* [Dataset entries]
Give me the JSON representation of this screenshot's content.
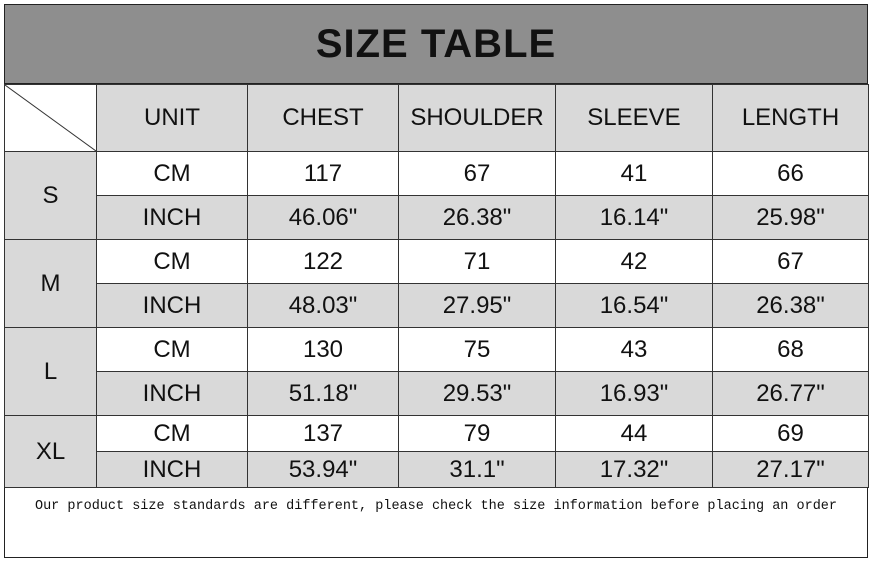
{
  "title": "SIZE TABLE",
  "headers": [
    "UNIT",
    "CHEST",
    "SHOULDER",
    "SLEEVE",
    "LENGTH"
  ],
  "sizes": [
    {
      "size": "S",
      "rows": [
        {
          "unit": "CM",
          "values": [
            "117",
            "67",
            "41",
            "66"
          ]
        },
        {
          "unit": "INCH",
          "values": [
            "46.06\"",
            "26.38\"",
            "16.14\"",
            "25.98\""
          ]
        }
      ]
    },
    {
      "size": "M",
      "rows": [
        {
          "unit": "CM",
          "values": [
            "122",
            "71",
            "42",
            "67"
          ]
        },
        {
          "unit": "INCH",
          "values": [
            "48.03\"",
            "27.95\"",
            "16.54\"",
            "26.38\""
          ]
        }
      ]
    },
    {
      "size": "L",
      "rows": [
        {
          "unit": "CM",
          "values": [
            "130",
            "75",
            "43",
            "68"
          ]
        },
        {
          "unit": "INCH",
          "values": [
            "51.18\"",
            "29.53\"",
            "16.93\"",
            "26.77\""
          ]
        }
      ]
    },
    {
      "size": "XL",
      "rows": [
        {
          "unit": "CM",
          "values": [
            "137",
            "79",
            "44",
            "69"
          ]
        },
        {
          "unit": "INCH",
          "values": [
            "53.94\"",
            "31.1\"",
            "17.32\"",
            "27.17\""
          ]
        }
      ]
    }
  ],
  "footer_note": "Our product size standards are different, please check the size information before placing an order",
  "colors": {
    "title_bg": "#8e8e8e",
    "shaded_cell": "#d9d9d9",
    "white_cell": "#ffffff"
  }
}
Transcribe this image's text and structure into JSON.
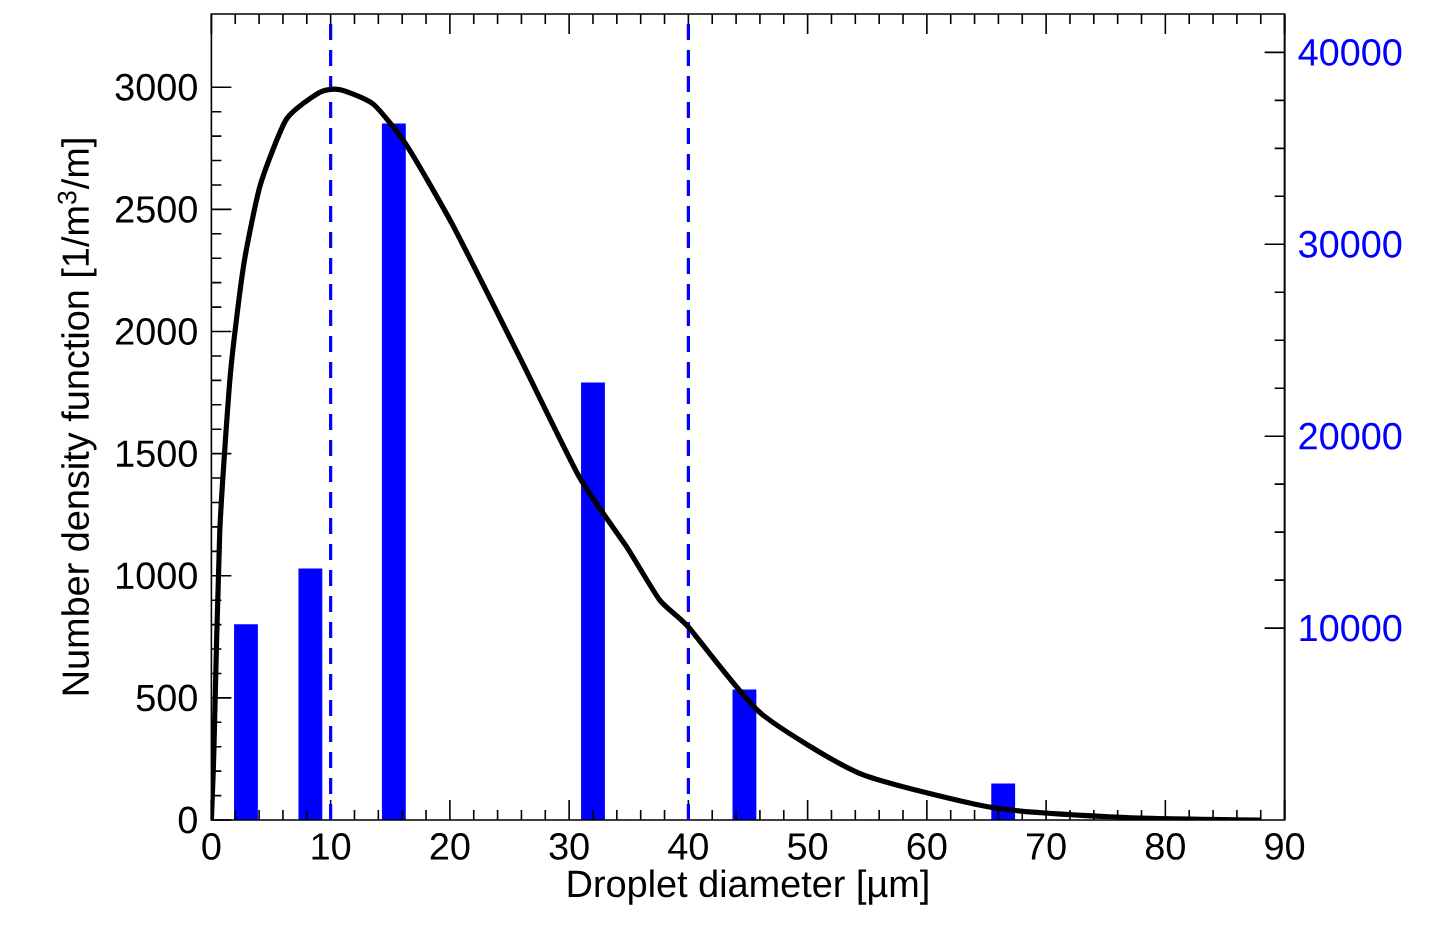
{
  "chart_data": {
    "type": "line",
    "xlabel": "Droplet diameter [µm]",
    "ylabel": "Number density function [1/m$^{3}$/m]",
    "xlim": [
      0,
      90
    ],
    "xticks": [
      0,
      10,
      20,
      30,
      40,
      50,
      60,
      70,
      80,
      90
    ],
    "ylim": [
      0,
      3300
    ],
    "yticks": [
      0,
      500,
      1000,
      1500,
      2000,
      2500,
      3000
    ],
    "y2lim": [
      0,
      42000
    ],
    "y2ticks": [
      10000,
      20000,
      30000,
      40000
    ],
    "series": [
      {
        "color": "#000000",
        "x": [
          0,
          0.2,
          0.7,
          1.6,
          2.7,
          4.1,
          6.3,
          9.1,
          10.8,
          13.6,
          16.4,
          20.3,
          25.9,
          30.9,
          34.8,
          37.6,
          40,
          46,
          54.4,
          65.6,
          76.8,
          88
        ],
        "values": [
          0,
          270,
          1180,
          1830,
          2270,
          2600,
          2870,
          2980,
          2990,
          2930,
          2760,
          2430,
          1890,
          1400,
          1120,
          900,
          790,
          440,
          190,
          50,
          10,
          0
        ]
      },
      {
        "type": "bar",
        "axis": "y2",
        "color": "#0000ff",
        "x": [
          2.9,
          8.3,
          15.3,
          32,
          44.7,
          66.4
        ],
        "values": [
          10200,
          13100,
          36300,
          22800,
          6800,
          1900
        ]
      }
    ],
    "ref_lines": [
      {
        "axis": "x",
        "value": 10,
        "color": "#0000ff",
        "line_style": "dashed"
      },
      {
        "axis": "x",
        "value": 40,
        "color": "#0000ff",
        "line_style": "dashed"
      }
    ]
  }
}
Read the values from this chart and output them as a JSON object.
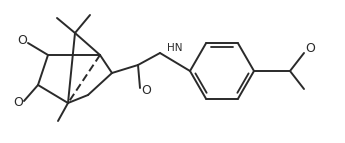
{
  "bg_color": "#ffffff",
  "line_color": "#2a2a2a",
  "line_width": 1.4,
  "font_size": 7.5,
  "figsize": [
    3.45,
    1.43
  ],
  "dpi": 100,
  "xlim": [
    0,
    345
  ],
  "ylim": [
    0,
    143
  ]
}
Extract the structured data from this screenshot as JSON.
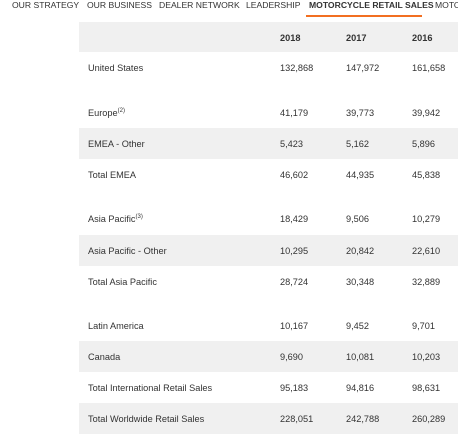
{
  "nav": {
    "items": [
      "OUR STRATEGY",
      "OUR BUSINESS",
      "DEALER NETWORK",
      "LEADERSHIP",
      "MOTORCYCLE RETAIL SALES",
      "MOTO"
    ],
    "active": 4
  },
  "table": {
    "columns": [
      "2018",
      "2017",
      "2016"
    ],
    "rows": [
      {
        "label": "United States",
        "values": [
          "132,868",
          "147,972",
          "161,658"
        ]
      },
      {
        "label": "Europe",
        "note": "(2)",
        "values": [
          "41,179",
          "39,773",
          "39,942"
        ]
      },
      {
        "label": "EMEA - Other",
        "values": [
          "5,423",
          "5,162",
          "5,896"
        ]
      },
      {
        "label": "Total EMEA",
        "values": [
          "46,602",
          "44,935",
          "45,838"
        ]
      },
      {
        "label": "Asia Pacific",
        "note": "(3)",
        "values": [
          "18,429",
          "9,506",
          "10,279"
        ]
      },
      {
        "label": "Asia Pacific - Other",
        "values": [
          "10,295",
          "20,842",
          "22,610"
        ]
      },
      {
        "label": "Total Asia Pacific",
        "values": [
          "28,724",
          "30,348",
          "32,889"
        ]
      },
      {
        "label": "Latin America",
        "values": [
          "10,167",
          "9,452",
          "9,701"
        ]
      },
      {
        "label": "Canada",
        "values": [
          "9,690",
          "10,081",
          "10,203"
        ]
      },
      {
        "label": "Total International Retail Sales",
        "values": [
          "95,183",
          "94,816",
          "98,631"
        ]
      },
      {
        "label": "Total Worldwide Retail Sales",
        "values": [
          "228,051",
          "242,788",
          "260,289"
        ]
      }
    ]
  }
}
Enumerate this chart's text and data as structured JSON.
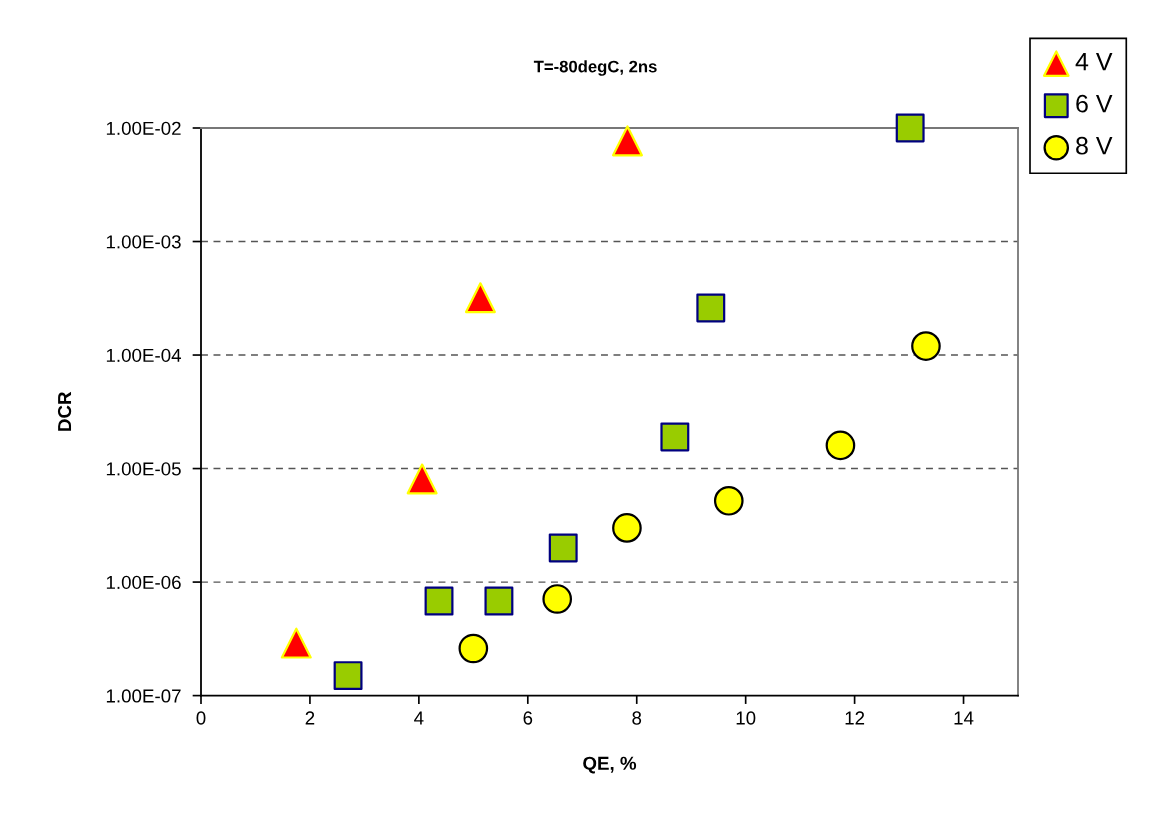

* [Work to complete]
Scan the entries above and work out how many lines include the word "Asia"; the reply is that number alone.

* [Written solution]
3